▶ **PROBLEM STATEMENT**
Reproduce the listing below verbatim, every line unchanged.

---------- TASK INPUTS

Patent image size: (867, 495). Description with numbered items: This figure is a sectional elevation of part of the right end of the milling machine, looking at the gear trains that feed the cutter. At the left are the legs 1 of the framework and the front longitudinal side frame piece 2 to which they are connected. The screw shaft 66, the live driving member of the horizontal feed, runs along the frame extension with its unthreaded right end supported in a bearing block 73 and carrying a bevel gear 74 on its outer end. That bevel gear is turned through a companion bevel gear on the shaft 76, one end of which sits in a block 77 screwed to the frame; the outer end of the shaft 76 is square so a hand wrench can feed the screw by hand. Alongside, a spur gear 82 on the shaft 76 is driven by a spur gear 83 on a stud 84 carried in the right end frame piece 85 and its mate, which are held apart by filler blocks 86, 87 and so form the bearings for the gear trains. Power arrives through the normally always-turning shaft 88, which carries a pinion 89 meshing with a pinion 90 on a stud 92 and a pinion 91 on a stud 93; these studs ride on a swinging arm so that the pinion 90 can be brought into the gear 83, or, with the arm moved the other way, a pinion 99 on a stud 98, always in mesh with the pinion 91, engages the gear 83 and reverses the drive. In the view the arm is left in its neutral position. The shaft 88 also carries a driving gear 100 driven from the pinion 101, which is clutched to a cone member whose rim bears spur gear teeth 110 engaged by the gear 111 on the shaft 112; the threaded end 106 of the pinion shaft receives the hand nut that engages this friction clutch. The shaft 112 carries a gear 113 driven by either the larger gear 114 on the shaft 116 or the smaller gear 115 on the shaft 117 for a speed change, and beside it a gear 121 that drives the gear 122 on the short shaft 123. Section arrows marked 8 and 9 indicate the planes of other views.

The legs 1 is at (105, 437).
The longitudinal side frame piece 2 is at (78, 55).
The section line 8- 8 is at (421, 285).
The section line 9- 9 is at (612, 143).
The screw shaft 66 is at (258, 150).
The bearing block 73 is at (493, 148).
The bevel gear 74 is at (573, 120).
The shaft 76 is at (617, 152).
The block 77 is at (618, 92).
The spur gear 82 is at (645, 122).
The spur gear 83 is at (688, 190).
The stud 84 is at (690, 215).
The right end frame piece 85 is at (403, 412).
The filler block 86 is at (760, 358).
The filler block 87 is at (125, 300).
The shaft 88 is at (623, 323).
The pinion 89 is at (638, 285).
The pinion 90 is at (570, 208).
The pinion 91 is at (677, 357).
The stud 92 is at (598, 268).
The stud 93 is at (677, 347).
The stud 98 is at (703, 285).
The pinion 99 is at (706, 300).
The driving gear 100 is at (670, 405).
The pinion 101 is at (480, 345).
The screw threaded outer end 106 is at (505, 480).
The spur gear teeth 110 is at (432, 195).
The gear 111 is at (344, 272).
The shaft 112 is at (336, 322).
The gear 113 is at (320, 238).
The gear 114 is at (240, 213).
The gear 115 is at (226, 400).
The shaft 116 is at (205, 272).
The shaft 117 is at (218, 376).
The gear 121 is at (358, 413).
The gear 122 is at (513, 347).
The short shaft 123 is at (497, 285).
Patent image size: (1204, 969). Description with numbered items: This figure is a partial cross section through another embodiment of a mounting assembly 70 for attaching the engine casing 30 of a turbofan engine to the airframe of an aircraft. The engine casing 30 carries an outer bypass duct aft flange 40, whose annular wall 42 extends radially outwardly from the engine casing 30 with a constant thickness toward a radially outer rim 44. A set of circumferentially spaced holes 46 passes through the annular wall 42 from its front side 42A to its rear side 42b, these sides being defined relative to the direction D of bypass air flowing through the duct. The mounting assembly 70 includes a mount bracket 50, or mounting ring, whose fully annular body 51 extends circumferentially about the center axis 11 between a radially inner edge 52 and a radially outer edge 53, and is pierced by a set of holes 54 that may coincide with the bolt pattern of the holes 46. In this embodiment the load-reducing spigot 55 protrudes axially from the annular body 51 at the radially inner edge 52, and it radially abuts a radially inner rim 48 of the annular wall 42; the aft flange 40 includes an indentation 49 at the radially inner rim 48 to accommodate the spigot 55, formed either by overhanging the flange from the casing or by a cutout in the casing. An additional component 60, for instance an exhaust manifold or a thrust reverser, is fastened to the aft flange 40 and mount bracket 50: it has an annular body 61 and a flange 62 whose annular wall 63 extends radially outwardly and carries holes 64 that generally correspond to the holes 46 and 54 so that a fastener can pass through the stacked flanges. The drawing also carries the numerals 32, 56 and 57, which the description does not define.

--------------------

▶ **RESULT OF THE EXERCISE**
Patent image size: (867, 495). Description with numbered items: This figure is a sectional elevation of part of the right end of the milling machine, looking at the gear trains that feed the cutter. At the left are the legs 1 of the framework and the front longitudinal side frame piece 2 to which they are connected. The screw shaft 66, the live driving member of the horizontal feed, runs along the frame extension with its unthreaded right end supported in a bearing block 73 and carrying a bevel gear 74 on its outer end. That bevel gear is turned through a companion bevel gear on the shaft 76, one end of which sits in a block 77 screwed to the frame; the outer end of the shaft 76 is square so a hand wrench can feed the screw by hand. Alongside, a spur gear 82 on the shaft 76 is driven by a spur gear 83 on a stud 84 carried in the right end frame piece 85 and its mate, which are held apart by filler blocks 86, 87 and so form the bearings for the gear trains. Power arrives through the normally always-turning shaft 88, which carries a pinion 89 meshing with a pinion 90 on a stud 92 and a pinion 91 on a stud 93; these studs ride on a swinging arm so that the pinion 90 can be brought into the gear 83, or, with the arm moved the other way, a pinion 99 on a stud 98, always in mesh with the pinion 91, engages the gear 83 and reverses the drive. In the view the arm is left in its neutral position. The shaft 88 also carries a driving gear 100 driven from the pinion 101, which is clutched to a cone member whose rim bears spur gear teeth 110 engaged by the gear 111 on the shaft 112; the threaded end 106 of the pinion shaft receives the hand nut that engages this friction clutch. The shaft 112 carries a gear 113 driven by either the larger gear 114 on the shaft 116 or the smaller gear 115 on the shaft 117 for a speed change, and beside it a gear 121 that drives the gear 122 on the short shaft 123. Section arrows marked 8 and 9 indicate the planes of other views.

The legs 1 is at (105, 437).
The longitudinal side frame piece 2 is at (78, 55).
The section line 8- 8 is at (421, 285).
The section line 9- 9 is at (612, 143).
The screw shaft 66 is at (258, 150).
The bearing block 73 is at (493, 148).
The bevel gear 74 is at (573, 120).
The shaft 76 is at (617, 152).
The block 77 is at (618, 92).
The spur gear 82 is at (645, 122).
The spur gear 83 is at (688, 190).
The stud 84 is at (690, 215).
The right end frame piece 85 is at (403, 412).
The filler block 86 is at (760, 358).
The filler block 87 is at (125, 300).
The shaft 88 is at (623, 323).
The pinion 89 is at (638, 285).
The pinion 90 is at (570, 208).
The pinion 91 is at (677, 357).
The stud 92 is at (598, 268).
The stud 93 is at (677, 347).
The stud 98 is at (703, 285).
The pinion 99 is at (706, 300).
The driving gear 100 is at (670, 405).
The pinion 101 is at (480, 345).
The screw threaded outer end 106 is at (505, 480).
The spur gear teeth 110 is at (432, 195).
The gear 111 is at (344, 272).
The shaft 112 is at (336, 322).
The gear 113 is at (320, 238).
The gear 114 is at (240, 213).
The gear 115 is at (226, 400).
The shaft 116 is at (205, 272).
The shaft 117 is at (218, 376).
The gear 121 is at (358, 413).
The gear 122 is at (513, 347).
The short shaft 123 is at (497, 285).
Patent image size: (1204, 969). Description with numbered items: This figure is a partial cross section through another embodiment of a mounting assembly 70 for attaching the engine casing 30 of a turbofan engine to the airframe of an aircraft. The engine casing 30 carries an outer bypass duct aft flange 40, whose annular wall 42 extends radially outwardly from the engine casing 30 with a constant thickness toward a radially outer rim 44. A set of circumferentially spaced holes 46 passes through the annular wall 42 from its front side 42A to its rear side 42b, these sides being defined relative to the direction D of bypass air flowing through the duct. The mounting assembly 70 includes a mount bracket 50, or mounting ring, whose fully annular body 51 extends circumferentially about the center axis 11 between a radially inner edge 52 and a radially outer edge 53, and is pierced by a set of holes 54 that may coincide with the bolt pattern of the holes 46. In this embodiment the load-reducing spigot 55 protrudes axially from the annular body 51 at the radially inner edge 52, and it radially abuts a radially inner rim 48 of the annular wall 42; the aft flange 40 includes an indentation 49 at the radially inner rim 48 to accommodate the spigot 55, formed either by overhanging the flange from the casing or by a cutout in the casing. An additional component 60, for instance an exhaust manifold or a thrust reverser, is fastened to the aft flange 40 and mount bracket 50: it has an annular body 61 and a flange 62 whose annular wall 63 extends radially outwardly and carries holes 64 that generally correspond to the holes 46 and 54 so that a fastener can pass through the stacked flanges. The drawing also carries the numerals 32, 56 and 57, which the description does not define.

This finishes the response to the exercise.